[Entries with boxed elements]
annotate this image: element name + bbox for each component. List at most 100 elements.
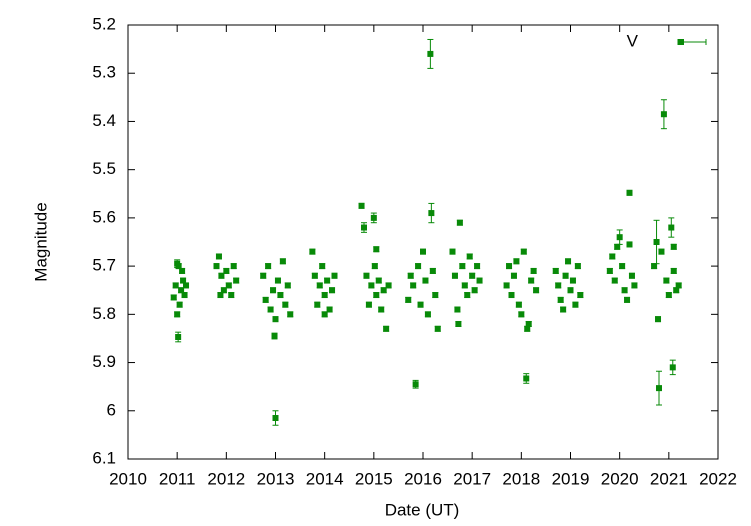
data-point [410, 282, 417, 289]
data-point [223, 267, 230, 274]
data-point [628, 272, 635, 279]
data-point [523, 375, 530, 382]
data-point [432, 292, 439, 299]
data-point [660, 111, 667, 118]
data-point [434, 325, 441, 332]
data-point [518, 311, 525, 318]
data-point [574, 263, 581, 270]
data-point [663, 277, 670, 284]
data-point [670, 243, 677, 250]
data-point [279, 258, 286, 265]
x-axis-label: Date (UT) [385, 500, 460, 519]
data-point [427, 50, 434, 57]
data-point [461, 282, 468, 289]
data-point [506, 263, 513, 270]
data-point [370, 214, 377, 221]
data-point [311, 272, 318, 279]
data-point [525, 320, 532, 327]
data-point [520, 248, 527, 255]
data-point [225, 282, 232, 289]
data-point [385, 282, 392, 289]
x-tick-label: 2020 [601, 469, 639, 488]
data-point [572, 301, 579, 308]
data-point [272, 316, 279, 323]
data-point [272, 415, 279, 422]
data-point [274, 277, 281, 284]
data-point [614, 243, 621, 250]
data-point [326, 306, 333, 313]
data-point [175, 333, 182, 340]
data-point [215, 253, 222, 260]
y-tick-label: 5.7 [92, 256, 116, 275]
x-tick-label: 2019 [552, 469, 590, 488]
x-tick-label: 2018 [502, 469, 540, 488]
data-point [455, 320, 462, 327]
data-point [424, 311, 431, 318]
data-point [228, 292, 235, 299]
data-point [383, 325, 390, 332]
data-point [449, 248, 456, 255]
data-point [466, 253, 473, 260]
data-point [569, 277, 576, 284]
data-point [363, 272, 370, 279]
data-point [567, 287, 574, 294]
data-point [284, 282, 291, 289]
data-point [175, 263, 182, 270]
y-tick-label: 5.3 [92, 63, 116, 82]
data-point [428, 210, 435, 217]
data-point [655, 316, 662, 323]
data-point [656, 385, 662, 392]
data-point [513, 258, 520, 265]
data-point [179, 267, 186, 274]
data-point [420, 248, 426, 255]
data-point [508, 292, 515, 299]
x-tick-label: 2011 [159, 469, 196, 488]
data-point [405, 296, 412, 303]
x-tick-label: 2015 [355, 469, 393, 488]
y-tick-label: 6.1 [92, 448, 116, 467]
data-point [562, 272, 569, 279]
data-point [260, 272, 267, 279]
data-point [422, 277, 429, 284]
data-point [560, 306, 567, 313]
data-point [218, 272, 225, 279]
data-point [626, 241, 633, 248]
data-point [476, 277, 483, 284]
data-point [361, 224, 367, 231]
data-point [658, 248, 665, 255]
data-point [669, 364, 676, 371]
y-tick-label: 5.2 [92, 14, 116, 33]
data-point [316, 282, 323, 289]
data-point [474, 263, 481, 270]
y-tick-label: 6 [107, 400, 116, 419]
data-point [456, 219, 463, 226]
data-point [464, 292, 471, 299]
y-tick-label: 5.6 [92, 207, 116, 226]
data-point [417, 301, 424, 308]
data-point [665, 292, 672, 299]
data-point [309, 248, 316, 255]
x-tick-label: 2017 [453, 469, 491, 488]
data-point [371, 263, 378, 270]
data-point [181, 292, 188, 299]
data-point [471, 287, 478, 294]
data-point [673, 287, 680, 294]
y-tick-label: 5.4 [92, 111, 116, 130]
x-tick-label: 2013 [257, 469, 295, 488]
data-point [174, 311, 181, 318]
data-point [375, 277, 382, 284]
data-point [555, 282, 562, 289]
data-point [503, 282, 510, 289]
x-tick-label: 2010 [109, 469, 147, 488]
data-point [314, 301, 321, 308]
data-point [651, 263, 658, 270]
x-tick-label: 2022 [699, 469, 737, 488]
data-point [368, 282, 375, 289]
data-point [606, 267, 613, 274]
data-point [429, 267, 436, 274]
data-point [619, 263, 626, 270]
data-point [415, 263, 422, 270]
data-point [626, 189, 633, 196]
data-point [183, 282, 190, 289]
data-point [180, 277, 187, 284]
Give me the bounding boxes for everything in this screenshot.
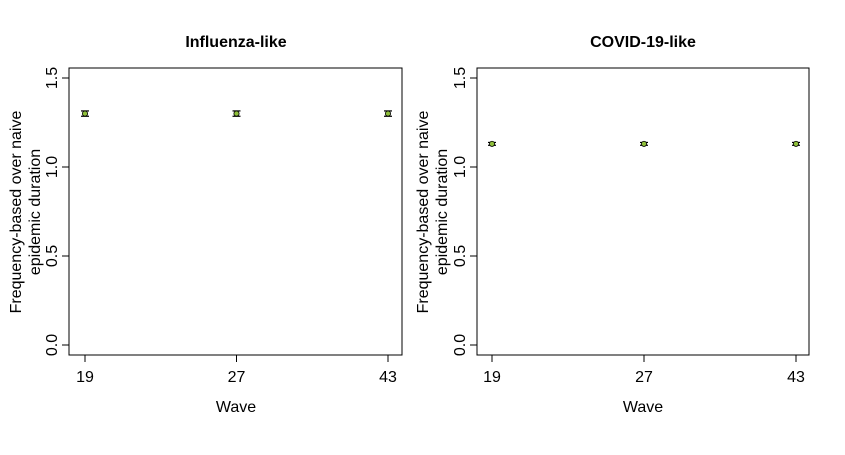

**EXERCISE AIM:** Copy out every line of the entries above word for word, skipping the pictures.

**RESPONSE:**
annotate this image: element name + bbox for each component. List at most 100 elements.
data-point [410, 282, 417, 289]
data-point [223, 267, 230, 274]
data-point [628, 272, 635, 279]
data-point [523, 375, 530, 382]
data-point [432, 292, 439, 299]
data-point [660, 111, 667, 118]
data-point [434, 325, 441, 332]
data-point [518, 311, 525, 318]
data-point [574, 263, 581, 270]
data-point [663, 277, 670, 284]
data-point [670, 243, 677, 250]
data-point [279, 258, 286, 265]
x-axis-label: Date (UT) [385, 500, 460, 519]
data-point [427, 50, 434, 57]
data-point [461, 282, 468, 289]
data-point [506, 263, 513, 270]
data-point [370, 214, 377, 221]
data-point [311, 272, 318, 279]
data-point [525, 320, 532, 327]
data-point [520, 248, 527, 255]
data-point [225, 282, 232, 289]
data-point [385, 282, 392, 289]
x-tick-label: 2020 [601, 469, 639, 488]
data-point [572, 301, 579, 308]
data-point [272, 316, 279, 323]
data-point [272, 415, 279, 422]
data-point [274, 277, 281, 284]
data-point [614, 243, 621, 250]
data-point [326, 306, 333, 313]
data-point [175, 333, 182, 340]
data-point [215, 253, 222, 260]
y-tick-label: 5.7 [92, 256, 116, 275]
x-tick-label: 2019 [552, 469, 590, 488]
x-tick-label: 2018 [502, 469, 540, 488]
data-point [455, 320, 462, 327]
data-point [424, 311, 431, 318]
data-point [228, 292, 235, 299]
data-point [383, 325, 390, 332]
data-point [449, 248, 456, 255]
data-point [466, 253, 473, 260]
data-point [569, 277, 576, 284]
data-point [363, 272, 370, 279]
data-point [567, 287, 574, 294]
data-point [284, 282, 291, 289]
data-point [175, 263, 182, 270]
y-tick-label: 5.3 [92, 63, 116, 82]
data-point [428, 210, 435, 217]
data-point [655, 316, 662, 323]
data-point [656, 385, 662, 392]
data-point [513, 258, 520, 265]
data-point [179, 267, 186, 274]
data-point [420, 248, 426, 255]
data-point [508, 292, 515, 299]
x-tick-label: 2011 [159, 469, 196, 488]
data-point [405, 296, 412, 303]
x-tick-label: 2015 [355, 469, 393, 488]
y-tick-label: 6.1 [92, 448, 116, 467]
data-point [562, 272, 569, 279]
data-point [260, 272, 267, 279]
data-point [422, 277, 429, 284]
data-point [560, 306, 567, 313]
data-point [218, 272, 225, 279]
data-point [626, 241, 633, 248]
data-point [476, 277, 483, 284]
data-point [361, 224, 367, 231]
data-point [658, 248, 665, 255]
data-point [669, 364, 676, 371]
y-tick-label: 5.2 [92, 14, 116, 33]
data-point [316, 282, 323, 289]
data-point [474, 263, 481, 270]
y-tick-label: 6 [107, 400, 116, 419]
data-point [456, 219, 463, 226]
data-point [464, 292, 471, 299]
y-tick-label: 5.6 [92, 207, 116, 226]
data-point [417, 301, 424, 308]
data-point [665, 292, 672, 299]
data-point [309, 248, 316, 255]
x-tick-label: 2017 [453, 469, 491, 488]
data-point [371, 263, 378, 270]
data-point [181, 292, 188, 299]
data-point [471, 287, 478, 294]
data-point [673, 287, 680, 294]
y-tick-label: 5.4 [92, 111, 116, 130]
x-tick-label: 2013 [257, 469, 295, 488]
data-point [174, 311, 181, 318]
data-point [375, 277, 382, 284]
data-point [555, 282, 562, 289]
data-point [503, 282, 510, 289]
x-tick-label: 2010 [109, 469, 147, 488]
data-point [314, 301, 321, 308]
data-point [651, 263, 658, 270]
x-tick-label: 2022 [699, 469, 737, 488]
data-point [368, 282, 375, 289]
data-point [606, 267, 613, 274]
data-point [429, 267, 436, 274]
data-point [619, 263, 626, 270]
data-point [415, 263, 422, 270]
data-point [626, 189, 633, 196]
data-point [183, 282, 190, 289]
data-point [180, 277, 187, 284]
Give me the bounding boxes for everything in this screenshot.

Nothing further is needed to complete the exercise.